===== Input rows =====

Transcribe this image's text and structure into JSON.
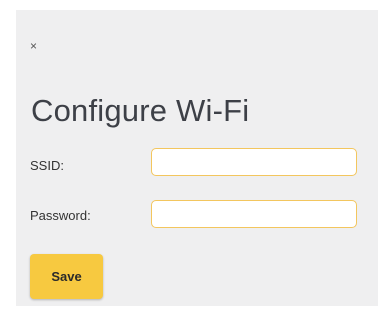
{
  "dialog": {
    "close_label": "×",
    "title": "Configure Wi-Fi",
    "fields": {
      "ssid": {
        "label": "SSID:",
        "value": "",
        "placeholder": ""
      },
      "password": {
        "label": "Password:",
        "value": "",
        "placeholder": ""
      }
    },
    "save_label": "Save"
  },
  "colors": {
    "panel_background": "#efeff0",
    "accent": "#f7c940",
    "input_border": "#f3c65e",
    "title_text": "#3d4047"
  }
}
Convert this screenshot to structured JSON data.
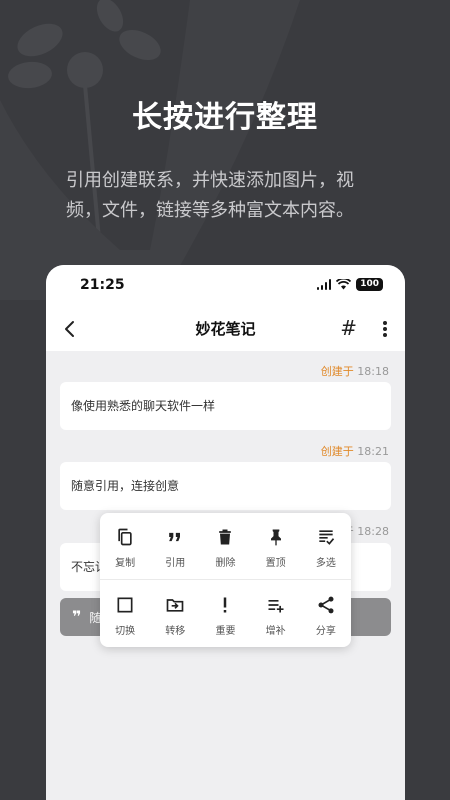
{
  "headline": "长按进行整理",
  "subtitle": "引用创建联系，并快速添加图片，视频，文件，链接等多种富文本内容。",
  "status_bar": {
    "time": "21:25",
    "battery": "100"
  },
  "app_bar": {
    "title": "妙花笔记",
    "tag_icon": "#"
  },
  "notes": [
    {
      "created_label": "创建于",
      "time": "18:18",
      "text": "像使用熟悉的聊天软件一样"
    },
    {
      "created_label": "创建于",
      "time": "18:21",
      "text": "随意引用，连接创意"
    },
    {
      "created_label": "",
      "time": "于 18:28",
      "text": "不忘记"
    }
  ],
  "quote": {
    "mark": "❞",
    "text": "随"
  },
  "menu": {
    "row1": [
      {
        "icon": "copy-icon",
        "label": "复制"
      },
      {
        "icon": "quote-icon",
        "label": "引用"
      },
      {
        "icon": "trash-icon",
        "label": "删除"
      },
      {
        "icon": "pin-icon",
        "label": "置顶"
      },
      {
        "icon": "multiselect-icon",
        "label": "多选"
      }
    ],
    "row2": [
      {
        "icon": "toggle-square-icon",
        "label": "切换"
      },
      {
        "icon": "move-folder-icon",
        "label": "转移"
      },
      {
        "icon": "important-icon",
        "label": "重要"
      },
      {
        "icon": "add-list-icon",
        "label": "增补"
      },
      {
        "icon": "share-icon",
        "label": "分享"
      }
    ]
  },
  "colors": {
    "background": "#3a3b3f",
    "accent": "#e08a2b",
    "quote_bar": "#8c8c8e"
  }
}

=====

- What is being asked: Output all the records, word for word, with no pictures in the copy.

- Exercise solution:
Transcribe this image's text and structure into JSON.
{
  "dialog": {
    "close_label": "×",
    "title": "Configure Wi-Fi",
    "fields": {
      "ssid": {
        "label": "SSID:",
        "value": "",
        "placeholder": ""
      },
      "password": {
        "label": "Password:",
        "value": "",
        "placeholder": ""
      }
    },
    "save_label": "Save"
  },
  "colors": {
    "panel_background": "#efeff0",
    "accent": "#f7c940",
    "input_border": "#f3c65e",
    "title_text": "#3d4047"
  }
}
Convert this screenshot to structured JSON data.
{
  "headline": "长按进行整理",
  "subtitle": "引用创建联系，并快速添加图片，视频，文件，链接等多种富文本内容。",
  "status_bar": {
    "time": "21:25",
    "battery": "100"
  },
  "app_bar": {
    "title": "妙花笔记",
    "tag_icon": "#"
  },
  "notes": [
    {
      "created_label": "创建于",
      "time": "18:18",
      "text": "像使用熟悉的聊天软件一样"
    },
    {
      "created_label": "创建于",
      "time": "18:21",
      "text": "随意引用，连接创意"
    },
    {
      "created_label": "",
      "time": "于 18:28",
      "text": "不忘记"
    }
  ],
  "quote": {
    "mark": "❞",
    "text": "随"
  },
  "menu": {
    "row1": [
      {
        "icon": "copy-icon",
        "label": "复制"
      },
      {
        "icon": "quote-icon",
        "label": "引用"
      },
      {
        "icon": "trash-icon",
        "label": "删除"
      },
      {
        "icon": "pin-icon",
        "label": "置顶"
      },
      {
        "icon": "multiselect-icon",
        "label": "多选"
      }
    ],
    "row2": [
      {
        "icon": "toggle-square-icon",
        "label": "切换"
      },
      {
        "icon": "move-folder-icon",
        "label": "转移"
      },
      {
        "icon": "important-icon",
        "label": "重要"
      },
      {
        "icon": "add-list-icon",
        "label": "增补"
      },
      {
        "icon": "share-icon",
        "label": "分享"
      }
    ]
  },
  "colors": {
    "background": "#3a3b3f",
    "accent": "#e08a2b",
    "quote_bar": "#8c8c8e"
  }
}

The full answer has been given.